> **Requirement**: Could you give the data below again, exactly and completely?

> **Records**:
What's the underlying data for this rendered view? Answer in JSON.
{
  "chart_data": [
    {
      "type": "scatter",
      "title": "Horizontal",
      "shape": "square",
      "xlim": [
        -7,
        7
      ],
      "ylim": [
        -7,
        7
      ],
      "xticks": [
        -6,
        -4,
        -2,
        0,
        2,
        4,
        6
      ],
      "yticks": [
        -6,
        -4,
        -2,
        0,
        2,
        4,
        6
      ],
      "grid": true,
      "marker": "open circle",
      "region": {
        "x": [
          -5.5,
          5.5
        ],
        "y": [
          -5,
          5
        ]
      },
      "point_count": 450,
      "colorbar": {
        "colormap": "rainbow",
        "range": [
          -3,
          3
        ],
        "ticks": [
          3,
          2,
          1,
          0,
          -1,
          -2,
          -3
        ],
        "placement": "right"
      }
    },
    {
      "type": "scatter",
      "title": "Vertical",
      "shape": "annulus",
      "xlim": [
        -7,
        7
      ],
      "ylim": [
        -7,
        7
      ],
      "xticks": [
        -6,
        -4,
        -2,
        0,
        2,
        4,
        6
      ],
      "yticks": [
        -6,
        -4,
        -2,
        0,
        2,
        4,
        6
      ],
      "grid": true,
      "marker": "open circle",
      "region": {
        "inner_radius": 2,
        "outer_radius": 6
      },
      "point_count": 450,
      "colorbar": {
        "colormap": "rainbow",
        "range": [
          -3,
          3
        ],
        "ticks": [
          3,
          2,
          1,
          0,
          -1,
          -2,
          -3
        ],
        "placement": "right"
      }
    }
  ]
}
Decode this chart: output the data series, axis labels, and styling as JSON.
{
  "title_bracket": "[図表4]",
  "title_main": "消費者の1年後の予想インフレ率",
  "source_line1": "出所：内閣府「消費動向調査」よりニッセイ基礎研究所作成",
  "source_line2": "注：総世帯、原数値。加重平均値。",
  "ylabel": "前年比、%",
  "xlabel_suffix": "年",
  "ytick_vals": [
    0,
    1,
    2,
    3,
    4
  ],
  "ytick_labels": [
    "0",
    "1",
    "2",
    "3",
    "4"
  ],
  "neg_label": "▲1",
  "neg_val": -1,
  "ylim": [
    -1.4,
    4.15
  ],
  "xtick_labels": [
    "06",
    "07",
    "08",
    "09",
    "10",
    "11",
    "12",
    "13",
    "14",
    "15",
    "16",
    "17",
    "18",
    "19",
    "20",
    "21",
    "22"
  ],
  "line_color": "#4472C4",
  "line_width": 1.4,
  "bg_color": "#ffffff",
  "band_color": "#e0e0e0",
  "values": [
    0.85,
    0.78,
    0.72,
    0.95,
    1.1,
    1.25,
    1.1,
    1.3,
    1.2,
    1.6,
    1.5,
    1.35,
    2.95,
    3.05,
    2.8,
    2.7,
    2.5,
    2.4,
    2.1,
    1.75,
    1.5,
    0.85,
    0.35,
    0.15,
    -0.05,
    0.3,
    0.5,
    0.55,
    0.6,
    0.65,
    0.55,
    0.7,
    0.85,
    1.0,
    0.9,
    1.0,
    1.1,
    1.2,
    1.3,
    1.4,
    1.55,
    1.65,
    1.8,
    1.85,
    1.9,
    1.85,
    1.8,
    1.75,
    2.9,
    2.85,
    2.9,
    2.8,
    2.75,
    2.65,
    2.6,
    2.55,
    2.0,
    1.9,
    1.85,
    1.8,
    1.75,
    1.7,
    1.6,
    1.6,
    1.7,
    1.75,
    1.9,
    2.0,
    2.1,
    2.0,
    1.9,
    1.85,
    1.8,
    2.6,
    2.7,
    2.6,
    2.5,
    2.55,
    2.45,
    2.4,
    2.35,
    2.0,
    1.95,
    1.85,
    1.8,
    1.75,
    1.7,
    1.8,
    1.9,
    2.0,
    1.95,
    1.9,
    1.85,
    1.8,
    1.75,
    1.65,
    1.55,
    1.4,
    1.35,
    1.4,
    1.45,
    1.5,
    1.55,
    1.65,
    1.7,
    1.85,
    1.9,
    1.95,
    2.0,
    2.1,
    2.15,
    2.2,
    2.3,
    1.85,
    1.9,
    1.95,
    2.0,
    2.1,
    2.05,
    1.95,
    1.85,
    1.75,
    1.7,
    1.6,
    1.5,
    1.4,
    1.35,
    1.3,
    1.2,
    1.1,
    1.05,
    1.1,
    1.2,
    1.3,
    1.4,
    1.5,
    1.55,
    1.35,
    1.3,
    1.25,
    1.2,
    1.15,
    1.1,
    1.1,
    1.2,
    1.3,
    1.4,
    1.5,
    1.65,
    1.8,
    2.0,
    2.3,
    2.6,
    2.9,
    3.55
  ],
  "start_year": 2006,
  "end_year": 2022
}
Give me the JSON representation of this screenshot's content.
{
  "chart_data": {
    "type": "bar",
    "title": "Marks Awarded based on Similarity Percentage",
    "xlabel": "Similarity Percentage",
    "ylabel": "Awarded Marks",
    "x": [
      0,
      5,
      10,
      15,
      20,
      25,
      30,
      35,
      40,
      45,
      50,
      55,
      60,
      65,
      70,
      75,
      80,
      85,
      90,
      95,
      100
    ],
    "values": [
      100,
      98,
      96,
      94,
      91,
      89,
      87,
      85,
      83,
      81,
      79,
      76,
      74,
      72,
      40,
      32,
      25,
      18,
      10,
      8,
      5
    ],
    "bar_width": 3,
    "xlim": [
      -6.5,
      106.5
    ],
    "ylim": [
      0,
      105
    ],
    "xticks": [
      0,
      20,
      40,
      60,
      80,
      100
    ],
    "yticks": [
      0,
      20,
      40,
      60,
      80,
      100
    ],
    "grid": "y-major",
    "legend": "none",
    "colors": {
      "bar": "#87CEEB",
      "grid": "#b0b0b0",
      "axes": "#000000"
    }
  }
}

> **The result**:
What's the underlying data for this rendered view? Answer in JSON.
{
  "chart_data": [
    {
      "type": "scatter",
      "title": "Horizontal",
      "shape": "square",
      "xlim": [
        -7,
        7
      ],
      "ylim": [
        -7,
        7
      ],
      "xticks": [
        -6,
        -4,
        -2,
        0,
        2,
        4,
        6
      ],
      "yticks": [
        -6,
        -4,
        -2,
        0,
        2,
        4,
        6
      ],
      "grid": true,
      "marker": "open circle",
      "region": {
        "x": [
          -5.5,
          5.5
        ],
        "y": [
          -5,
          5
        ]
      },
      "point_count": 450,
      "colorbar": {
        "colormap": "rainbow",
        "range": [
          -3,
          3
        ],
        "ticks": [
          3,
          2,
          1,
          0,
          -1,
          -2,
          -3
        ],
        "placement": "right"
      }
    },
    {
      "type": "scatter",
      "title": "Vertical",
      "shape": "annulus",
      "xlim": [
        -7,
        7
      ],
      "ylim": [
        -7,
        7
      ],
      "xticks": [
        -6,
        -4,
        -2,
        0,
        2,
        4,
        6
      ],
      "yticks": [
        -6,
        -4,
        -2,
        0,
        2,
        4,
        6
      ],
      "grid": true,
      "marker": "open circle",
      "region": {
        "inner_radius": 2,
        "outer_radius": 6
      },
      "point_count": 450,
      "colorbar": {
        "colormap": "rainbow",
        "range": [
          -3,
          3
        ],
        "ticks": [
          3,
          2,
          1,
          0,
          -1,
          -2,
          -3
        ],
        "placement": "right"
      }
    }
  ]
}
Decode this chart: output the data series, axis labels, and styling as JSON.
{
  "title_bracket": "[図表4]",
  "title_main": "消費者の1年後の予想インフレ率",
  "source_line1": "出所：内閣府「消費動向調査」よりニッセイ基礎研究所作成",
  "source_line2": "注：総世帯、原数値。加重平均値。",
  "ylabel": "前年比、%",
  "xlabel_suffix": "年",
  "ytick_vals": [
    0,
    1,
    2,
    3,
    4
  ],
  "ytick_labels": [
    "0",
    "1",
    "2",
    "3",
    "4"
  ],
  "neg_label": "▲1",
  "neg_val": -1,
  "ylim": [
    -1.4,
    4.15
  ],
  "xtick_labels": [
    "06",
    "07",
    "08",
    "09",
    "10",
    "11",
    "12",
    "13",
    "14",
    "15",
    "16",
    "17",
    "18",
    "19",
    "20",
    "21",
    "22"
  ],
  "line_color": "#4472C4",
  "line_width": 1.4,
  "bg_color": "#ffffff",
  "band_color": "#e0e0e0",
  "values": [
    0.85,
    0.78,
    0.72,
    0.95,
    1.1,
    1.25,
    1.1,
    1.3,
    1.2,
    1.6,
    1.5,
    1.35,
    2.95,
    3.05,
    2.8,
    2.7,
    2.5,
    2.4,
    2.1,
    1.75,
    1.5,
    0.85,
    0.35,
    0.15,
    -0.05,
    0.3,
    0.5,
    0.55,
    0.6,
    0.65,
    0.55,
    0.7,
    0.85,
    1.0,
    0.9,
    1.0,
    1.1,
    1.2,
    1.3,
    1.4,
    1.55,
    1.65,
    1.8,
    1.85,
    1.9,
    1.85,
    1.8,
    1.75,
    2.9,
    2.85,
    2.9,
    2.8,
    2.75,
    2.65,
    2.6,
    2.55,
    2.0,
    1.9,
    1.85,
    1.8,
    1.75,
    1.7,
    1.6,
    1.6,
    1.7,
    1.75,
    1.9,
    2.0,
    2.1,
    2.0,
    1.9,
    1.85,
    1.8,
    2.6,
    2.7,
    2.6,
    2.5,
    2.55,
    2.45,
    2.4,
    2.35,
    2.0,
    1.95,
    1.85,
    1.8,
    1.75,
    1.7,
    1.8,
    1.9,
    2.0,
    1.95,
    1.9,
    1.85,
    1.8,
    1.75,
    1.65,
    1.55,
    1.4,
    1.35,
    1.4,
    1.45,
    1.5,
    1.55,
    1.65,
    1.7,
    1.85,
    1.9,
    1.95,
    2.0,
    2.1,
    2.15,
    2.2,
    2.3,
    1.85,
    1.9,
    1.95,
    2.0,
    2.1,
    2.05,
    1.95,
    1.85,
    1.75,
    1.7,
    1.6,
    1.5,
    1.4,
    1.35,
    1.3,
    1.2,
    1.1,
    1.05,
    1.1,
    1.2,
    1.3,
    1.4,
    1.5,
    1.55,
    1.35,
    1.3,
    1.25,
    1.2,
    1.15,
    1.1,
    1.1,
    1.2,
    1.3,
    1.4,
    1.5,
    1.65,
    1.8,
    2.0,
    2.3,
    2.6,
    2.9,
    3.55
  ],
  "start_year": 2006,
  "end_year": 2022
}
Give me the JSON representation of this screenshot's content.
{
  "chart_data": {
    "type": "bar",
    "title": "Marks Awarded based on Similarity Percentage",
    "xlabel": "Similarity Percentage",
    "ylabel": "Awarded Marks",
    "x": [
      0,
      5,
      10,
      15,
      20,
      25,
      30,
      35,
      40,
      45,
      50,
      55,
      60,
      65,
      70,
      75,
      80,
      85,
      90,
      95,
      100
    ],
    "values": [
      100,
      98,
      96,
      94,
      91,
      89,
      87,
      85,
      83,
      81,
      79,
      76,
      74,
      72,
      40,
      32,
      25,
      18,
      10,
      8,
      5
    ],
    "bar_width": 3,
    "xlim": [
      -6.5,
      106.5
    ],
    "ylim": [
      0,
      105
    ],
    "xticks": [
      0,
      20,
      40,
      60,
      80,
      100
    ],
    "yticks": [
      0,
      20,
      40,
      60,
      80,
      100
    ],
    "grid": "y-major",
    "legend": "none",
    "colors": {
      "bar": "#87CEEB",
      "grid": "#b0b0b0",
      "axes": "#000000"
    }
  }
}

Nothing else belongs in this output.